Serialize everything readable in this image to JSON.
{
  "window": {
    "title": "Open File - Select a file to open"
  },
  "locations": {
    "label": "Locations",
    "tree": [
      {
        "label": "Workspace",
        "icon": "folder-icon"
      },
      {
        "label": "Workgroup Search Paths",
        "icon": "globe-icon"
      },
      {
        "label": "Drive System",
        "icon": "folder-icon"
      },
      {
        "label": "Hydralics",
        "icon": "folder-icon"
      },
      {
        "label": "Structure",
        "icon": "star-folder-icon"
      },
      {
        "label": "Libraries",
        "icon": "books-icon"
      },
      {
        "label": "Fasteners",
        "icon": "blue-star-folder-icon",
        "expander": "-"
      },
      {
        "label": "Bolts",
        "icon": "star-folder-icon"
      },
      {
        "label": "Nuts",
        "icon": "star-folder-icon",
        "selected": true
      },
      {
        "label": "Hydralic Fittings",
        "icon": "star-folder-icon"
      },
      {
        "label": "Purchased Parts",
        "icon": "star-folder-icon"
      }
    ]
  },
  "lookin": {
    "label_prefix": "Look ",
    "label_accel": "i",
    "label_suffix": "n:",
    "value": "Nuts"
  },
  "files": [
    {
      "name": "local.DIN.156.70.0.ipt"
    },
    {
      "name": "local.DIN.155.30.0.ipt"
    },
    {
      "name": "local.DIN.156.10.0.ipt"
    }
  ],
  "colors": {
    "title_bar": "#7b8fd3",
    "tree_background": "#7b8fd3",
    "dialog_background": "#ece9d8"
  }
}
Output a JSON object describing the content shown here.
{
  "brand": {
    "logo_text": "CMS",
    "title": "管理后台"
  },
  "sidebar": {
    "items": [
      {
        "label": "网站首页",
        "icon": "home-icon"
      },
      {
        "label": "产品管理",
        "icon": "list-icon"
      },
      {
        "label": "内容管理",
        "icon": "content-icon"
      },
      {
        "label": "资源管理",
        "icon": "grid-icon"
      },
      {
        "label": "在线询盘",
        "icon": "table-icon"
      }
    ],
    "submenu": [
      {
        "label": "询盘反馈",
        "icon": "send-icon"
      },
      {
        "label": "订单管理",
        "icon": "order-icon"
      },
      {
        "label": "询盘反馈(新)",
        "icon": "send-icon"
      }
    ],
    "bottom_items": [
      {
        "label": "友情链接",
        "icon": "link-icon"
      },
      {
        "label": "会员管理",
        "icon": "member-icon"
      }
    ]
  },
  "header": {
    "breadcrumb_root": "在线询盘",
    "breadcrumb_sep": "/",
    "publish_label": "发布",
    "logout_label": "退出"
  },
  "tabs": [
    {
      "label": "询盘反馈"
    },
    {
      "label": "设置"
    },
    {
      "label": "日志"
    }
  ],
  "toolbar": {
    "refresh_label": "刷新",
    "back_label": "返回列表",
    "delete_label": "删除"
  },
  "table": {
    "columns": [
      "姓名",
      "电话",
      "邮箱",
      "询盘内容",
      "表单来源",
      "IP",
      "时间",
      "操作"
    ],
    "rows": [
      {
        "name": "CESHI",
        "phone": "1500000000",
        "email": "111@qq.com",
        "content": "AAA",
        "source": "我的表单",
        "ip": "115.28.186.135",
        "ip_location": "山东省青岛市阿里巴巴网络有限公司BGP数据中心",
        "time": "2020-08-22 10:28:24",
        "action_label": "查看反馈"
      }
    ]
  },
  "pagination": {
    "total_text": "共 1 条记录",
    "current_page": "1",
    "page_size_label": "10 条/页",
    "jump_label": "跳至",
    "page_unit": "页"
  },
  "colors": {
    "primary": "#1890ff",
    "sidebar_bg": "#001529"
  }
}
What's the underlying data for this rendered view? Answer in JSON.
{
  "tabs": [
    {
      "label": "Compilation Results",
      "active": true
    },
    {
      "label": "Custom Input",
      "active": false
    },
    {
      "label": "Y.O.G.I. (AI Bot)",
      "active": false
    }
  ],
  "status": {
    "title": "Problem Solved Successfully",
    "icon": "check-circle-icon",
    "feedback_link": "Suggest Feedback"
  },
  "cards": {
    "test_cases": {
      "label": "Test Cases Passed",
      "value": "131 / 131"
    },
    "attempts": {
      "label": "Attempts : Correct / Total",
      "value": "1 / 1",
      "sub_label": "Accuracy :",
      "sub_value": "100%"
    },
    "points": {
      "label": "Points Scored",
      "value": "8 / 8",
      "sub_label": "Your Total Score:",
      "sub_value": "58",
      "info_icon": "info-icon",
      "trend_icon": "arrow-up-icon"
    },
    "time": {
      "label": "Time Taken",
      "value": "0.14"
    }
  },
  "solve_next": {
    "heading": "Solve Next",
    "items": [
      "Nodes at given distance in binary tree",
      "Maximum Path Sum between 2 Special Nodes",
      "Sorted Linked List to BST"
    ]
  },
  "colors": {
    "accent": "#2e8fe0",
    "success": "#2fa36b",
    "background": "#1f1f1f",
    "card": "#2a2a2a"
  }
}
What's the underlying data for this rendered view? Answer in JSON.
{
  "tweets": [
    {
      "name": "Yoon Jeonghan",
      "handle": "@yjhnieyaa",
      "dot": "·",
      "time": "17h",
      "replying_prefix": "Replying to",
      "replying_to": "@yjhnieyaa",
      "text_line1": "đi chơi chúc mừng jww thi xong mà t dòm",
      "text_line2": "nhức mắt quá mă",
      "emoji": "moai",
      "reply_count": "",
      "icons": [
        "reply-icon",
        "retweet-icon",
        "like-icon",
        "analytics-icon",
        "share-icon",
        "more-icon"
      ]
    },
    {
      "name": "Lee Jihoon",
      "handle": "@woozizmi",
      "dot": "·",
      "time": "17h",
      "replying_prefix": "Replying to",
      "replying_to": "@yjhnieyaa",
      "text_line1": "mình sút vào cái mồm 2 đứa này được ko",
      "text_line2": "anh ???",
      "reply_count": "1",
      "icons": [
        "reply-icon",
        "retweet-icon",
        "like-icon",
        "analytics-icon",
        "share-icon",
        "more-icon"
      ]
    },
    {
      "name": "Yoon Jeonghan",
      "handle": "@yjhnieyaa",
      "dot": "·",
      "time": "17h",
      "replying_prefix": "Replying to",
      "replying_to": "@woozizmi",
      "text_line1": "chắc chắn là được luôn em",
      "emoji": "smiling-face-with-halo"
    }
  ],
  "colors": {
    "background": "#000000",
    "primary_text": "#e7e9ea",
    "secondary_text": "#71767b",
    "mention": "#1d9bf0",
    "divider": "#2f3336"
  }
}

· · ·

[TO BE DONE] List every line above that holds the word "content".

[EXERCISE OUTPUT]
Output a JSON object describing the content shown here.
        "icon": "content-icon"
        "content": "AAA",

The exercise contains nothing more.